* [Goal of the exercise]: Search the listing below for the word "directivas" and copy each line that holds it.

* [Data excerpts]:
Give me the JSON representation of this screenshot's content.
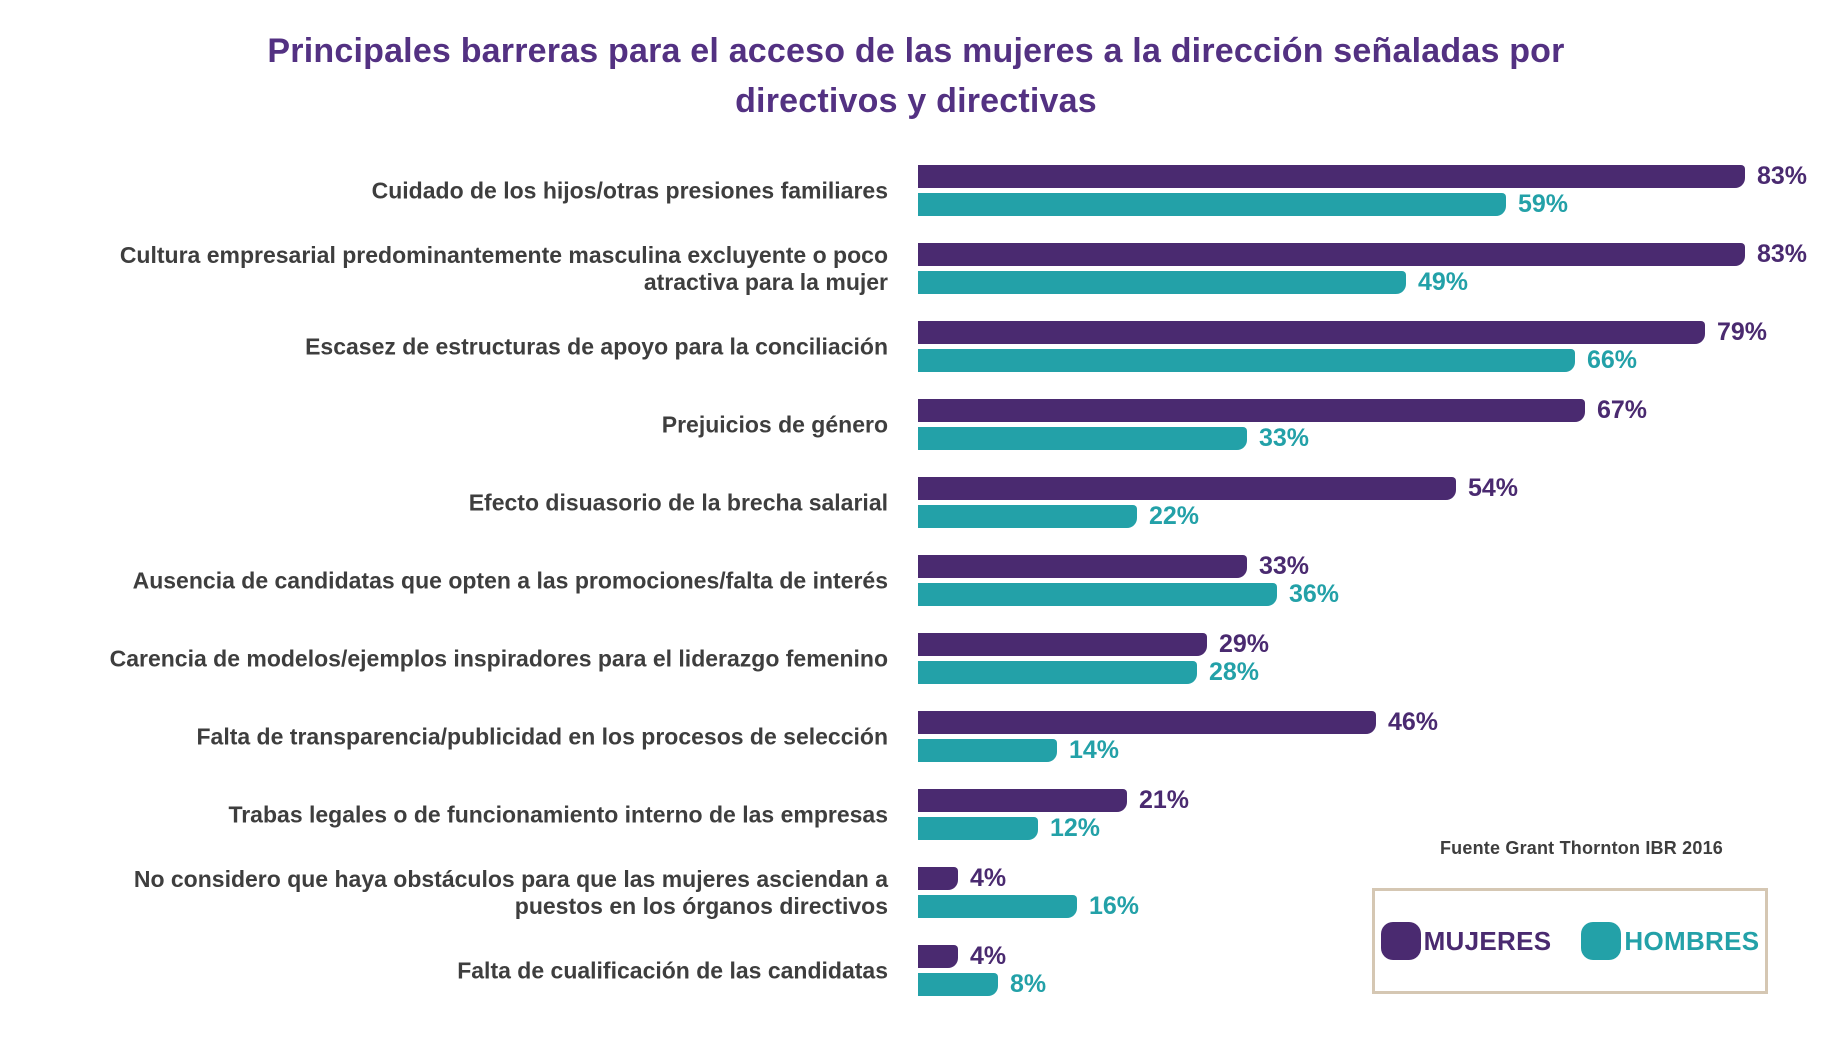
{
  "title": {
    "lines": [
      "Principales barreras para el acceso de las mujeres a la dirección señaladas por",
      "directivos y directivas"
    ]
  },
  "source": "Fuente Grant Thornton IBR 2016",
  "legend": [
    {
      "label": "MUJERES",
      "color": "#4a2a70"
    },
    {
      "label": "HOMBRES",
      "color": "#23a1a8"
    }
  ],
  "colors": {
    "mujeres": "#4a2a70",
    "hombres": "#23a1a8",
    "title": "#533182",
    "category_text": "#3e3e3e",
    "legend_border": "#d5c7b3",
    "background": "#ffffff"
  },
  "chart_data": {
    "type": "bar",
    "orientation": "horizontal",
    "title": "Principales barreras para el acceso de las mujeres a la dirección señaladas por directivos y directivas",
    "xlabel": "",
    "ylabel": "",
    "xlim": [
      0,
      100
    ],
    "grid": false,
    "legend_position": "bottom-right",
    "value_suffix": "%",
    "categories": [
      "Cuidado de los hijos/otras presiones familiares",
      "Cultura empresarial predominantemente masculina excluyente o poco\natractiva para la mujer",
      "Escasez de estructuras de apoyo para la conciliación",
      "Prejuicios de género",
      "Efecto disuasorio de la brecha salarial",
      "Ausencia de candidatas que opten a las promociones/falta de interés",
      "Carencia de modelos/ejemplos inspiradores para el liderazgo femenino",
      "Falta de transparencia/publicidad en los procesos de selección",
      "Trabas legales o de funcionamiento interno de las empresas",
      "No considero que haya obstáculos para que las mujeres asciendan a\npuestos en los órganos directivos",
      "Falta de cualificación de las candidatas"
    ],
    "series": [
      {
        "name": "MUJERES",
        "color": "#4a2a70",
        "values": [
          83,
          83,
          79,
          67,
          54,
          33,
          29,
          46,
          21,
          4,
          4
        ]
      },
      {
        "name": "HOMBRES",
        "color": "#23a1a8",
        "values": [
          59,
          49,
          66,
          33,
          22,
          36,
          28,
          14,
          12,
          16,
          8
        ]
      }
    ]
  }
}
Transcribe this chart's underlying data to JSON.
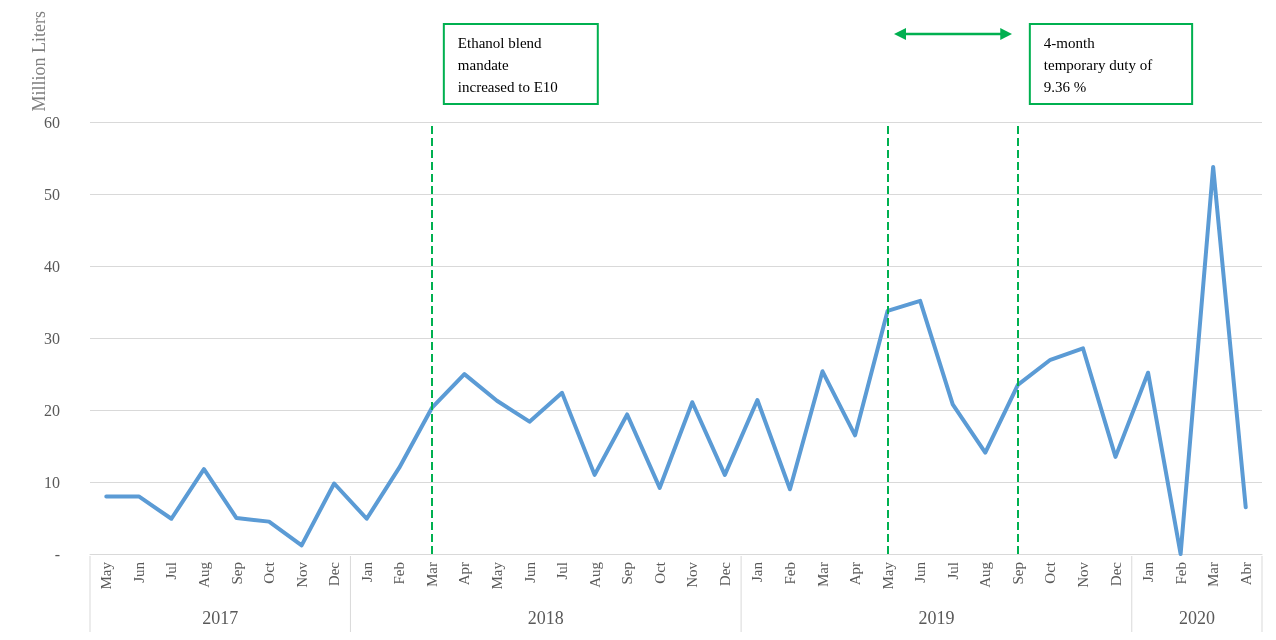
{
  "chart_data": {
    "type": "line",
    "ylabel": "Million Liters",
    "x": [
      "2017-05",
      "2017-06",
      "2017-07",
      "2017-08",
      "2017-09",
      "2017-10",
      "2017-11",
      "2017-12",
      "2018-01",
      "2018-02",
      "2018-03",
      "2018-04",
      "2018-05",
      "2018-06",
      "2018-07",
      "2018-08",
      "2018-09",
      "2018-10",
      "2018-11",
      "2018-12",
      "2019-01",
      "2019-02",
      "2019-03",
      "2019-04",
      "2019-05",
      "2019-06",
      "2019-07",
      "2019-08",
      "2019-09",
      "2019-10",
      "2019-11",
      "2019-12",
      "2020-01",
      "2020-02",
      "2020-03",
      "2020-04"
    ],
    "xticks": [
      {
        "value": "2017-05",
        "label": "May"
      },
      {
        "value": "2017-06",
        "label": "Jun"
      },
      {
        "value": "2017-07",
        "label": "Jul"
      },
      {
        "value": "2017-08",
        "label": "Aug"
      },
      {
        "value": "2017-09",
        "label": "Sep"
      },
      {
        "value": "2017-10",
        "label": "Oct"
      },
      {
        "value": "2017-11",
        "label": "Nov"
      },
      {
        "value": "2017-12",
        "label": "Dec"
      },
      {
        "value": "2018-01",
        "label": "Jan"
      },
      {
        "value": "2018-02",
        "label": "Feb"
      },
      {
        "value": "2018-03",
        "label": "Mar"
      },
      {
        "value": "2018-04",
        "label": "Apr"
      },
      {
        "value": "2018-05",
        "label": "May"
      },
      {
        "value": "2018-06",
        "label": "Jun"
      },
      {
        "value": "2018-07",
        "label": "Jul"
      },
      {
        "value": "2018-08",
        "label": "Aug"
      },
      {
        "value": "2018-09",
        "label": "Sep"
      },
      {
        "value": "2018-10",
        "label": "Oct"
      },
      {
        "value": "2018-11",
        "label": "Nov"
      },
      {
        "value": "2018-12",
        "label": "Dec"
      },
      {
        "value": "2019-01",
        "label": "Jan"
      },
      {
        "value": "2019-02",
        "label": "Feb"
      },
      {
        "value": "2019-03",
        "label": "Mar"
      },
      {
        "value": "2019-04",
        "label": "Apr"
      },
      {
        "value": "2019-05",
        "label": "May"
      },
      {
        "value": "2019-06",
        "label": "Jun"
      },
      {
        "value": "2019-07",
        "label": "Jul"
      },
      {
        "value": "2019-08",
        "label": "Aug"
      },
      {
        "value": "2019-09",
        "label": "Sep"
      },
      {
        "value": "2019-10",
        "label": "Oct"
      },
      {
        "value": "2019-11",
        "label": "Nov"
      },
      {
        "value": "2019-12",
        "label": "Dec"
      },
      {
        "value": "2020-01",
        "label": "Jan"
      },
      {
        "value": "2020-02",
        "label": "Feb"
      },
      {
        "value": "2020-03",
        "label": "Mar"
      },
      {
        "value": "2020-04",
        "label": "Abr"
      }
    ],
    "series": [
      {
        "color": "#5b9bd5",
        "values": [
          8,
          8,
          4.9,
          11.8,
          5,
          4.5,
          1.2,
          9.8,
          4.9,
          12,
          20.3,
          25,
          21.3,
          18.4,
          22.4,
          11,
          19.4,
          9.2,
          21.1,
          11,
          21.4,
          9,
          25.4,
          16.5,
          33.8,
          35.2,
          20.8,
          14.1,
          23.5,
          27,
          28.6,
          13.5,
          25.2,
          0,
          53.8,
          6.5
        ]
      }
    ],
    "xlim": [
      "2017-04-16",
      "2020-04-16"
    ],
    "ylim": [
      0,
      60
    ],
    "yticks": [
      {
        "value": 0,
        "label": "-"
      },
      10,
      20,
      30,
      40,
      50,
      60
    ],
    "grid": "y",
    "marker": "none",
    "line_style": "solid",
    "ref_lines": [
      {
        "axis": "x",
        "value": "2018-03",
        "color": "#00b050",
        "line_style": "dashed"
      },
      {
        "axis": "x",
        "value": "2019-05",
        "color": "#00b050",
        "line_style": "dashed"
      },
      {
        "axis": "x",
        "value": "2019-09",
        "color": "#00b050",
        "line_style": "dashed"
      }
    ],
    "annotations": [
      "Ethanol blend\nmandate\nincreased to E10",
      "4-month\ntemporary duty of\n9.36 %",
      "2017",
      "2018",
      "2019",
      "2020"
    ]
  }
}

* [Output]:
      "directivos y directivas"
    "title": "Principales barreras para el acceso de las mujeres a la dirección señaladas por directivos y directivas",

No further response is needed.